Answer with a single number: the count of lines that include the string "screenshot".

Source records
•••••

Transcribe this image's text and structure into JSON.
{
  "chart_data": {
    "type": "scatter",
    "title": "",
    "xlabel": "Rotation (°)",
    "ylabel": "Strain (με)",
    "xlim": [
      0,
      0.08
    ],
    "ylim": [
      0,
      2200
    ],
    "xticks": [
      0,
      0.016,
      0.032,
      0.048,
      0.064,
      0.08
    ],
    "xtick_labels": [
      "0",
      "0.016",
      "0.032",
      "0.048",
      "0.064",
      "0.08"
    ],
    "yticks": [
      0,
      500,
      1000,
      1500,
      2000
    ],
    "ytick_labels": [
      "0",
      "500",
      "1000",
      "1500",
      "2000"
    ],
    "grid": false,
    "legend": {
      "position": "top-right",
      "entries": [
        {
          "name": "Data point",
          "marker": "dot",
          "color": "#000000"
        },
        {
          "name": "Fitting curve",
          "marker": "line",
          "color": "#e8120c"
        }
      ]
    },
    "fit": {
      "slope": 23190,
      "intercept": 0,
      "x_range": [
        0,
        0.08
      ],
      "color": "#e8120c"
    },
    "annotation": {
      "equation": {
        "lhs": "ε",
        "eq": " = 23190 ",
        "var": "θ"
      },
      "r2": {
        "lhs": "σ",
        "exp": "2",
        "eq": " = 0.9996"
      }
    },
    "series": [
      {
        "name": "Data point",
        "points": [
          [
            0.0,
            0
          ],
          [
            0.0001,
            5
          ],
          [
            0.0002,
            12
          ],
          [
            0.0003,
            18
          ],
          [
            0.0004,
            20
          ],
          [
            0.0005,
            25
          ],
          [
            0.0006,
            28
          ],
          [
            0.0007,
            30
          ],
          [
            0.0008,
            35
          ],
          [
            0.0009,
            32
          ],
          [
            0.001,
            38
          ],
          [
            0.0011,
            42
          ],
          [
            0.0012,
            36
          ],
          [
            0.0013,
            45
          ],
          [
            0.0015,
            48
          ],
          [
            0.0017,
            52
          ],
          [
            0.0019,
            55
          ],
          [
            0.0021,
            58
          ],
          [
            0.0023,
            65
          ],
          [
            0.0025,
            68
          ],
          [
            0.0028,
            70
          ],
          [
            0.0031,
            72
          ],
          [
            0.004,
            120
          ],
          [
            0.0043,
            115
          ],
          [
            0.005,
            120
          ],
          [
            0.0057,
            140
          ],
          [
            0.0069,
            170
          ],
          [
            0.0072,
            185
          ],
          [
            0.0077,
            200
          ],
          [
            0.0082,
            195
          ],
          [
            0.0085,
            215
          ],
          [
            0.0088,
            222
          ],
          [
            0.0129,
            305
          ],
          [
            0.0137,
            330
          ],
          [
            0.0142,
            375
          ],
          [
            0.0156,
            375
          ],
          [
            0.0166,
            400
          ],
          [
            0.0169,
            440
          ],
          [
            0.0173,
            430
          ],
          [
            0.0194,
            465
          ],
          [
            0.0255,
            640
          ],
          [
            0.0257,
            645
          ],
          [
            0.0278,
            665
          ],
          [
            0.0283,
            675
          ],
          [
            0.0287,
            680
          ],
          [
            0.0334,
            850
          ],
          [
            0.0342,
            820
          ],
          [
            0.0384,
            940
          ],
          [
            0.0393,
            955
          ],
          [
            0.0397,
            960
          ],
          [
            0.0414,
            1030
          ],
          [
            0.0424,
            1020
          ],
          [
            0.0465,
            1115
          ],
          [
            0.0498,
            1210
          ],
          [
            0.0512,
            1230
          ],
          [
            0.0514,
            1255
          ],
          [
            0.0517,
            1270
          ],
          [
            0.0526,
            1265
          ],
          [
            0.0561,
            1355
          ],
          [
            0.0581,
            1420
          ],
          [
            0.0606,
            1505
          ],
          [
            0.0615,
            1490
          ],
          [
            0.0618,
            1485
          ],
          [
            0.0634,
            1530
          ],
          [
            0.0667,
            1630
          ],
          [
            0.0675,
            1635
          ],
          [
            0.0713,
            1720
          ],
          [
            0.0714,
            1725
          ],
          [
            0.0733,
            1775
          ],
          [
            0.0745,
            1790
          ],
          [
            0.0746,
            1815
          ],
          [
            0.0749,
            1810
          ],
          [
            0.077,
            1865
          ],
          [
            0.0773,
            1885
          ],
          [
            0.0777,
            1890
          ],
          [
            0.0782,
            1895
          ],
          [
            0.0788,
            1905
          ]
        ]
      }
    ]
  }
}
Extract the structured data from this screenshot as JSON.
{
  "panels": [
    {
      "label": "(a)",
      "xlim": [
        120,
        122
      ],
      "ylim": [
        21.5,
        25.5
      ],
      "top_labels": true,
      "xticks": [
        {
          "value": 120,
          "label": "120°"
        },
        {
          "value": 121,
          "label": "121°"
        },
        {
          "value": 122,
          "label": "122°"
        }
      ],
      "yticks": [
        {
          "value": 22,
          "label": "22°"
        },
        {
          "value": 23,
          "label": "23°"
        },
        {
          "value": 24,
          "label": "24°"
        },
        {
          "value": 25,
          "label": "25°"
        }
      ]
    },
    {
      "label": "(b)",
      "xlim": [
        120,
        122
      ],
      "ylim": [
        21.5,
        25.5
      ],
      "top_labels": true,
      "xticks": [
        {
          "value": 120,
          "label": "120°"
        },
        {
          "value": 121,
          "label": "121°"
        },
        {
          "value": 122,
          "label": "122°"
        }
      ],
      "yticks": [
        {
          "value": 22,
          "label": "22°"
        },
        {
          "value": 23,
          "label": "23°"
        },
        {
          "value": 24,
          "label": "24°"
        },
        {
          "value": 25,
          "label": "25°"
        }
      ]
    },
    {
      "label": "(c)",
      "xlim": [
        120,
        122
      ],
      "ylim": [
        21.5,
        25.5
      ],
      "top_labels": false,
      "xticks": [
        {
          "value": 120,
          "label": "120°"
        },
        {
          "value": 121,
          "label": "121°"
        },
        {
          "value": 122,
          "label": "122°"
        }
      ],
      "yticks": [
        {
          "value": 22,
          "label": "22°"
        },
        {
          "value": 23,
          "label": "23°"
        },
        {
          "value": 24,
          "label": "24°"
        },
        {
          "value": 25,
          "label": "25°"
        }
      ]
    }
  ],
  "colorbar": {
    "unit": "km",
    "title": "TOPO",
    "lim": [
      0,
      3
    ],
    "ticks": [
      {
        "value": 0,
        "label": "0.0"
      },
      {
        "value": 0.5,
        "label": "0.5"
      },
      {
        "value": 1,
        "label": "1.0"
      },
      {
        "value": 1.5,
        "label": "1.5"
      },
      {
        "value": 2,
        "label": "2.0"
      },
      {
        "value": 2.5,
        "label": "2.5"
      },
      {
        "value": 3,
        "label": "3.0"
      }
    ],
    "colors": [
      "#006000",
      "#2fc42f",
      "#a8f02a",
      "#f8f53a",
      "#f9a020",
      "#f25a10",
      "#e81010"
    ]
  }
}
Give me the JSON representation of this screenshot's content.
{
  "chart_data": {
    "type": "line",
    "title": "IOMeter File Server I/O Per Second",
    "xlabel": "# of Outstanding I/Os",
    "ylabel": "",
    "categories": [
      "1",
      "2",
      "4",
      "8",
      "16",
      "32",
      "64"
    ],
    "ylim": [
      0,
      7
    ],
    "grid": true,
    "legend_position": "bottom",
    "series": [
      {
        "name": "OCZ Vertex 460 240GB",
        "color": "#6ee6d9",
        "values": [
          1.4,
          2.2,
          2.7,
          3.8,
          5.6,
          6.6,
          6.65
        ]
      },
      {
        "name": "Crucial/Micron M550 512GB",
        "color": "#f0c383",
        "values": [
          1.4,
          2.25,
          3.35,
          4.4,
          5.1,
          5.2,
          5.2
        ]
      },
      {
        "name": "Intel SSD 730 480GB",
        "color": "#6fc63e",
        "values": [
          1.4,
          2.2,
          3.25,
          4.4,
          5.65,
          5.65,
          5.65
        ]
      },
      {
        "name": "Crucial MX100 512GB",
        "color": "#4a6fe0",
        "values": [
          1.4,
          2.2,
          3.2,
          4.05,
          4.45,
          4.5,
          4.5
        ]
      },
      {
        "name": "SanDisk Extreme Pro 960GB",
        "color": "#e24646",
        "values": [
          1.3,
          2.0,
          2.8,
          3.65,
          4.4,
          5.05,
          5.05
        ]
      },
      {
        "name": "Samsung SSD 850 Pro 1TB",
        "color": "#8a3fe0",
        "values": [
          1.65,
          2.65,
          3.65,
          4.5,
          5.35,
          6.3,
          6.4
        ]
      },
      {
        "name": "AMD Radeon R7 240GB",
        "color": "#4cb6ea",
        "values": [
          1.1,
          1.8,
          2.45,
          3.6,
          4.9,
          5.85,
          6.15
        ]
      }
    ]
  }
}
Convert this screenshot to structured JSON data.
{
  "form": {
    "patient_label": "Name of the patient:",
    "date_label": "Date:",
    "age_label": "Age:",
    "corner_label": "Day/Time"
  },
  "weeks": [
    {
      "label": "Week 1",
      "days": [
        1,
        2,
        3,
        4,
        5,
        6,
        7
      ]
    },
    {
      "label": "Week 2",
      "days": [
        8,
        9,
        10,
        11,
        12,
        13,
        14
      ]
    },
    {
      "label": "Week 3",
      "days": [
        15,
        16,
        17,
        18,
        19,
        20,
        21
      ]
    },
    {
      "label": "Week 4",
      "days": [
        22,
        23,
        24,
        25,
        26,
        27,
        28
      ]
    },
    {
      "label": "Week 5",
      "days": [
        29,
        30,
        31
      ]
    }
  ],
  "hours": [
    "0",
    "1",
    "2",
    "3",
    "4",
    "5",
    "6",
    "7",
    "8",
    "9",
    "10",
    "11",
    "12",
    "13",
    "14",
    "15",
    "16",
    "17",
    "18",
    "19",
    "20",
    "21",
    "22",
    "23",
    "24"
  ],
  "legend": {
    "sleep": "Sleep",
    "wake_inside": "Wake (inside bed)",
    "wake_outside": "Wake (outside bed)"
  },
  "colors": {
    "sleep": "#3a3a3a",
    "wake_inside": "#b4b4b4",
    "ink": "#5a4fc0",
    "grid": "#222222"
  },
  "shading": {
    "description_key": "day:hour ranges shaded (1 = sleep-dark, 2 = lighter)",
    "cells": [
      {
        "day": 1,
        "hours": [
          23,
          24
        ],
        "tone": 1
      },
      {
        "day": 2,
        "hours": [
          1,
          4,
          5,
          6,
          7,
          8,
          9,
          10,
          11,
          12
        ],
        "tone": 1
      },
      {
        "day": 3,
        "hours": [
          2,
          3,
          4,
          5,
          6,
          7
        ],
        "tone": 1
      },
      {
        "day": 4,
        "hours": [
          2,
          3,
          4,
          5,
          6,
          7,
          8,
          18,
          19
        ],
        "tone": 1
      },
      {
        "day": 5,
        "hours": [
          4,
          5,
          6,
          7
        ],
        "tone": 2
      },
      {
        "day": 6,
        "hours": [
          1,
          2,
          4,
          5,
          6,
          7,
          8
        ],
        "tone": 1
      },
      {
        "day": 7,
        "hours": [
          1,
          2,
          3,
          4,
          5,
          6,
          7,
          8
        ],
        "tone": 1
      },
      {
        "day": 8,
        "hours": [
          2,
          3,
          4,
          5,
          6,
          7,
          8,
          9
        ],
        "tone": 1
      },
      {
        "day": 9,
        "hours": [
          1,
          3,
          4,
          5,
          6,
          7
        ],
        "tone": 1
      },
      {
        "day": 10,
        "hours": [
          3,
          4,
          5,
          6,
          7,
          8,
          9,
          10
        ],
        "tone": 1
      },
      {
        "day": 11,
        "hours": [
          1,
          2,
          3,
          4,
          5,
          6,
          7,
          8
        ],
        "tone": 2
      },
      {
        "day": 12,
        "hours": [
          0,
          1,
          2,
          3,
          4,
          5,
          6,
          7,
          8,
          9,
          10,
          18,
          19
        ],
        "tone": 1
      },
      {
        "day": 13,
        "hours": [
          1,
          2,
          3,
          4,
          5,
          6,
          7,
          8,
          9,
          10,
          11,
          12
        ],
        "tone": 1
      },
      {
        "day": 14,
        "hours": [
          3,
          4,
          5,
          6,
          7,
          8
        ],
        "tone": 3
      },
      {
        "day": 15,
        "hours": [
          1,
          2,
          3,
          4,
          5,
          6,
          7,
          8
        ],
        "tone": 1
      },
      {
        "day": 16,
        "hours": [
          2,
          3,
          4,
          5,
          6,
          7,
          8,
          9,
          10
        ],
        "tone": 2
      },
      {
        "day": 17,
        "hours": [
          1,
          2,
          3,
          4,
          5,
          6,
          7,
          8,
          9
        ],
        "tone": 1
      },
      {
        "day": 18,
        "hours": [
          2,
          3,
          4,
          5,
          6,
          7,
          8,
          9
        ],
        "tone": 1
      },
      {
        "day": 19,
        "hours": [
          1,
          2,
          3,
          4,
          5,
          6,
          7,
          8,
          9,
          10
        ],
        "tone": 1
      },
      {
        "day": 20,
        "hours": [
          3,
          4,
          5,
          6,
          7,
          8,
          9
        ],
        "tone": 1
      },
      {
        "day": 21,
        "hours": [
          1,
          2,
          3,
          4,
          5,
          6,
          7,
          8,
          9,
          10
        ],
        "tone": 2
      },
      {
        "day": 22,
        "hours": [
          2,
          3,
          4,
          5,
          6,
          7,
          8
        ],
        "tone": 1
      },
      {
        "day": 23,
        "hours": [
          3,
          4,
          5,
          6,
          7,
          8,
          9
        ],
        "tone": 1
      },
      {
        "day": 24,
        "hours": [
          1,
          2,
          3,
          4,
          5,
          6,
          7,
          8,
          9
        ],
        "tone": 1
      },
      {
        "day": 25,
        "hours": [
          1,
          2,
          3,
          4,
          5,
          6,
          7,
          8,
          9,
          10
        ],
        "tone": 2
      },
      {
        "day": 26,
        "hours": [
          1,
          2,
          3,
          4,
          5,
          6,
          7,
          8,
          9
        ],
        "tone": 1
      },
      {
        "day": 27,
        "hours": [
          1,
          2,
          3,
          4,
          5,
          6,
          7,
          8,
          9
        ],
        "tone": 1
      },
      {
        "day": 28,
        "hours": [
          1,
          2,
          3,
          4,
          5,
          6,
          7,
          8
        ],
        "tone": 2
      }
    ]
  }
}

•••••

- PROBLEM SOLUTION -
3